* **Exercise instructions**
Reproduce every line below verbatim, omitting the pictures.

[Start Records supplied]

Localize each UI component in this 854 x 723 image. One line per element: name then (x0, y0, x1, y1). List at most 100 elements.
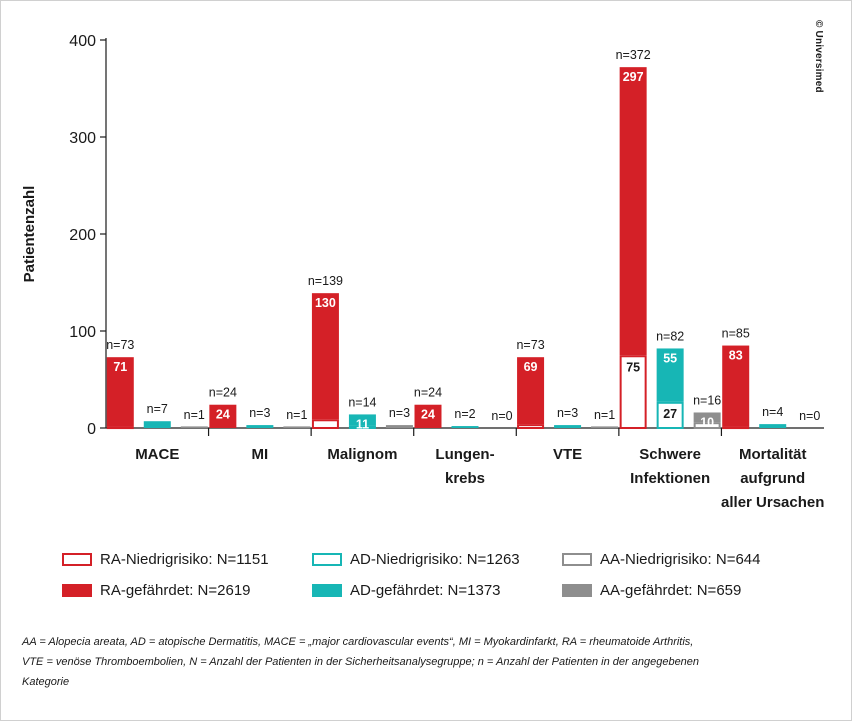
bar-at-risk-value: 297 (623, 70, 644, 84)
bar-at-risk-ad (759, 424, 787, 428)
bar-at-risk-value: 10 (700, 415, 714, 429)
legend-label: AA-Niedrigrisiko: N=644 (600, 550, 761, 568)
y-tick-label: 200 (69, 227, 96, 244)
bar-at-risk-aa (591, 426, 619, 428)
bar-at-risk-ra (311, 293, 339, 420)
legend-swatch (312, 552, 342, 566)
footnote-line-2: VTE = venöse Thromboembolien, N = Anzahl… (22, 656, 700, 668)
bar-total-label: n=4 (762, 405, 783, 419)
bar-total-label: n=73 (516, 338, 544, 352)
x-category-label: Malignom (327, 446, 397, 463)
legend-swatch (62, 552, 92, 566)
bar-total-label: n=3 (557, 406, 578, 420)
bar-total-label: n=7 (147, 402, 168, 416)
bar-low-risk-ra (311, 419, 339, 429)
legend-item: AD-Niedrigrisiko: N=1263 (312, 548, 520, 570)
bar-at-risk-value: 24 (216, 408, 230, 422)
bar-total-label: n=14 (348, 395, 376, 409)
legend-label: AD-gefährdet: N=1373 (350, 581, 501, 599)
bar-total-label: n=139 (308, 274, 343, 288)
bar-at-risk-ra (414, 404, 442, 428)
bar-low-risk-ad (348, 425, 376, 429)
bar-at-risk-value: 71 (113, 360, 127, 374)
bar-total-label: n=82 (656, 329, 684, 343)
x-category-label: Mortalität (739, 446, 807, 463)
bar-total-label: n=24 (209, 386, 237, 400)
bar-at-risk-ad (246, 425, 274, 428)
bar-chart: 0 100 200 300 400 Patientenzahl n=73 71 n=7 n=1 MA… (21, 33, 824, 511)
bar-total-label: n=0 (491, 409, 512, 423)
x-category-label: aller Ursachen (721, 494, 824, 511)
y-tick-label: 0 (87, 421, 96, 438)
legend: RA-Niedrigrisiko: N=1151 AD-Niedrigrisiko… (62, 548, 822, 604)
bar-at-risk-ad (656, 348, 684, 402)
y-tick-label: 300 (69, 130, 96, 147)
bar-total-label: n=85 (722, 327, 750, 341)
bar-low-risk-value: 75 (626, 360, 640, 374)
legend-item: RA-gefährdet: N=2619 (62, 579, 251, 601)
x-category-label: aufgrund (740, 470, 805, 487)
bar-at-risk-aa (385, 425, 413, 428)
bar-low-risk-ad (656, 401, 684, 429)
copyright-notice: © Universimed (813, 20, 824, 93)
x-category-label: VTE (553, 446, 582, 463)
bar-at-risk-ad (554, 425, 582, 428)
legend-item: RA-Niedrigrisiko: N=1151 (62, 548, 269, 570)
bar-at-risk-ra (106, 357, 134, 427)
footnote-line-3: Kategorie (22, 676, 70, 688)
bar-low-risk-ra (517, 424, 545, 429)
bar-at-risk-ra (209, 404, 237, 428)
bar-at-risk-value: 69 (524, 360, 538, 374)
bar-total-label: n=0 (799, 409, 820, 423)
bar-at-risk-ad (348, 414, 376, 426)
bar-at-risk-value: 130 (315, 296, 336, 310)
bar-at-risk-aa (693, 412, 721, 423)
x-category-label: MI (252, 446, 269, 463)
bar-total-label: n=3 (249, 406, 270, 420)
y-tick-label: 100 (69, 324, 96, 341)
bar-low-risk-aa (693, 422, 721, 429)
bar-total-label: n=24 (414, 386, 442, 400)
bar-total-label: n=2 (454, 407, 475, 421)
legend-label: AD-Niedrigrisiko: N=1263 (350, 550, 520, 568)
bar-at-risk-aa (283, 426, 311, 428)
bar-total-label: n=16 (693, 393, 721, 407)
legend-item: AA-gefährdet: N=659 (562, 579, 741, 601)
bar-low-risk-ra (106, 426, 134, 430)
bar-total-label: n=1 (184, 408, 205, 422)
legend-swatch (562, 552, 592, 566)
x-category-label: MACE (135, 446, 179, 463)
bar-at-risk-value: 83 (729, 349, 743, 363)
legend-item: AA-Niedrigrisiko: N=644 (562, 548, 760, 570)
bar-at-risk-ra (517, 357, 545, 425)
bar-total-label: n=1 (286, 408, 307, 422)
x-category-label: Schwere (639, 446, 701, 463)
legend-label: RA-gefährdet: N=2619 (100, 581, 251, 599)
bar-at-risk-aa (180, 426, 208, 428)
bar-at-risk-value: 11 (356, 417, 369, 431)
bar-at-risk-ad (143, 421, 171, 428)
y-axis-title: Patientenzahl (21, 186, 38, 283)
x-category-label: Infektionen (630, 470, 710, 487)
x-category-label: krebs (445, 470, 485, 487)
bar-total-label: n=73 (106, 338, 134, 352)
bar-low-risk-ra (619, 355, 647, 429)
bar-at-risk-value: 24 (421, 408, 435, 422)
bar-total-label: n=3 (389, 406, 410, 420)
x-category-label: Lungen- (435, 446, 494, 463)
legend-item: AD-gefährdet: N=1373 (312, 579, 501, 601)
bar-low-risk-value: 27 (663, 407, 677, 421)
legend-swatch (562, 583, 592, 597)
legend-label: AA-gefährdet: N=659 (600, 581, 742, 599)
bar-total-label: n=372 (616, 48, 651, 62)
legend-swatch (62, 583, 92, 597)
bar-low-risk-ra (722, 426, 750, 430)
footnote-line-1: AA = Alopecia areata, AD = atopische Der… (22, 636, 694, 648)
bar-at-risk-value: 55 (663, 351, 677, 365)
bar-at-risk-ra (722, 345, 750, 427)
legend-swatch (312, 583, 342, 597)
footnote: AA = Alopecia areata, AD = atopische Der… (22, 632, 832, 692)
bar-at-risk-ad (451, 426, 479, 428)
bar-total-label: n=1 (594, 408, 615, 422)
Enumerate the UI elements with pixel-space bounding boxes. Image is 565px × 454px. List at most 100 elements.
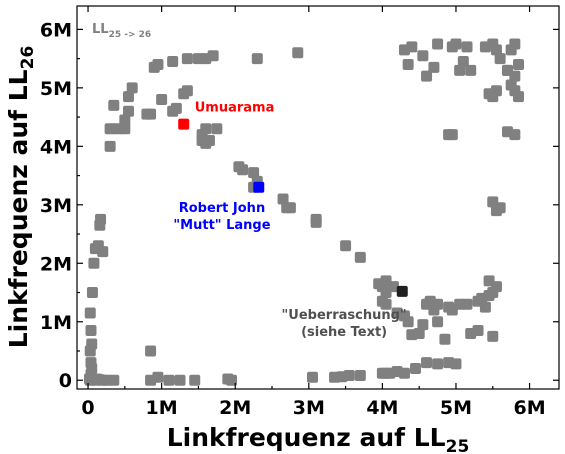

[End Records supplied]

* **Exercise result**
Localize each UI component in this 854 x 723 image. One line per element: name then (x0, y0, x1, y1). List at most 100 elements.
bar-at-risk-value: 297 (623, 70, 644, 84)
bar-at-risk-ad (759, 424, 787, 428)
bar-at-risk-value: 10 (700, 415, 714, 429)
legend-label: AA-Niedrigrisiko: N=644 (600, 550, 761, 568)
y-tick-label: 200 (69, 227, 96, 244)
bar-at-risk-aa (591, 426, 619, 428)
bar-at-risk-ra (311, 293, 339, 420)
legend-swatch (312, 552, 342, 566)
footnote-line-2: VTE = venöse Thromboembolien, N = Anzahl… (22, 656, 700, 668)
bar-total-label: n=4 (762, 405, 783, 419)
bar-total-label: n=73 (516, 338, 544, 352)
x-category-label: Malignom (327, 446, 397, 463)
legend-swatch (62, 552, 92, 566)
bar-total-label: n=3 (557, 406, 578, 420)
bar-total-label: n=7 (147, 402, 168, 416)
bar-low-risk-ra (311, 419, 339, 429)
legend-item: AD-Niedrigrisiko: N=1263 (312, 548, 520, 570)
bar-at-risk-value: 24 (216, 408, 230, 422)
bar-total-label: n=14 (348, 395, 376, 409)
legend-label: AD-gefährdet: N=1373 (350, 581, 501, 599)
bar-total-label: n=139 (308, 274, 343, 288)
bar-at-risk-ra (414, 404, 442, 428)
bar-low-risk-ad (348, 425, 376, 429)
bar-at-risk-value: 71 (113, 360, 127, 374)
bar-total-label: n=82 (656, 329, 684, 343)
x-category-label: Mortalität (739, 446, 807, 463)
bar-total-label: n=24 (209, 386, 237, 400)
bar-at-risk-ad (246, 425, 274, 428)
bar-chart: 0 100 200 300 400 Patientenzahl n=73 71 n=7 n=1 MA… (21, 33, 824, 511)
bar-total-label: n=0 (491, 409, 512, 423)
x-category-label: aller Ursachen (721, 494, 824, 511)
y-tick-label: 0 (87, 421, 96, 438)
legend: RA-Niedrigrisiko: N=1151 AD-Niedrigrisiko… (62, 548, 822, 604)
bar-at-risk-ad (656, 348, 684, 402)
y-tick-label: 300 (69, 130, 96, 147)
bar-total-label: n=85 (722, 327, 750, 341)
bar-low-risk-value: 75 (626, 360, 640, 374)
legend-item: RA-gefährdet: N=2619 (62, 579, 251, 601)
x-category-label: aufgrund (740, 470, 805, 487)
bar-at-risk-aa (385, 425, 413, 428)
bar-low-risk-ad (656, 401, 684, 429)
copyright-notice: © Universimed (813, 20, 824, 93)
x-category-label: VTE (553, 446, 582, 463)
bar-at-risk-ad (554, 425, 582, 428)
legend-item: RA-Niedrigrisiko: N=1151 (62, 548, 269, 570)
bar-at-risk-ra (106, 357, 134, 427)
footnote-line-3: Kategorie (22, 676, 70, 688)
bar-low-risk-ra (517, 424, 545, 429)
bar-at-risk-ra (209, 404, 237, 428)
bar-at-risk-value: 69 (524, 360, 538, 374)
bar-total-label: n=0 (799, 409, 820, 423)
bar-at-risk-ad (348, 414, 376, 426)
bar-at-risk-value: 130 (315, 296, 336, 310)
bar-at-risk-aa (693, 412, 721, 423)
x-category-label: MI (252, 446, 269, 463)
bar-total-label: n=3 (249, 406, 270, 420)
y-tick-label: 100 (69, 324, 96, 341)
bar-low-risk-aa (693, 422, 721, 429)
bar-total-label: n=24 (414, 386, 442, 400)
bar-total-label: n=2 (454, 407, 475, 421)
legend-label: AD-Niedrigrisiko: N=1263 (350, 550, 520, 568)
bar-at-risk-aa (283, 426, 311, 428)
bar-total-label: n=16 (693, 393, 721, 407)
legend-item: AA-gefährdet: N=659 (562, 579, 741, 601)
bar-low-risk-ra (106, 426, 134, 430)
bar-total-label: n=1 (184, 408, 205, 422)
legend-swatch (562, 552, 592, 566)
x-category-label: MACE (135, 446, 179, 463)
bar-at-risk-value: 83 (729, 349, 743, 363)
legend-item: AA-Niedrigrisiko: N=644 (562, 548, 760, 570)
bar-at-risk-ra (517, 357, 545, 425)
bar-total-label: n=1 (286, 408, 307, 422)
x-category-label: Schwere (639, 446, 701, 463)
legend-label: RA-gefährdet: N=2619 (100, 581, 251, 599)
bar-at-risk-aa (180, 426, 208, 428)
bar-at-risk-value: 11 (356, 417, 369, 431)
bar-at-risk-ad (143, 421, 171, 428)
y-axis-title: Patientenzahl (21, 186, 38, 283)
x-category-label: Infektionen (630, 470, 710, 487)
x-category-label: krebs (445, 470, 485, 487)
bar-total-label: n=73 (106, 338, 134, 352)
bar-low-risk-ra (619, 355, 647, 429)
bar-at-risk-value: 24 (421, 408, 435, 422)
bar-total-label: n=3 (389, 406, 410, 420)
x-category-label: Lungen- (435, 446, 494, 463)
legend-item: AD-gefährdet: N=1373 (312, 579, 501, 601)
bar-low-risk-value: 27 (663, 407, 677, 421)
legend-swatch (562, 583, 592, 597)
legend-label: AA-gefährdet: N=659 (600, 581, 742, 599)
bar-total-label: n=372 (616, 48, 651, 62)
legend-swatch (62, 583, 92, 597)
bar-low-risk-ra (722, 426, 750, 430)
footnote-line-1: AA = Alopecia areata, AD = atopische Der… (22, 636, 694, 648)
bar-at-risk-value: 55 (663, 351, 677, 365)
bar-at-risk-ra (722, 345, 750, 427)
legend-swatch (312, 583, 342, 597)
footnote: AA = Alopecia areata, AD = atopische Der… (22, 632, 832, 692)
bar-at-risk-ad (451, 426, 479, 428)
bar-total-label: n=1 (594, 408, 615, 422)
Enumerate the UI elements with pixel-space bounding boxes. Image is 565px × 454px. List at most 100 elements.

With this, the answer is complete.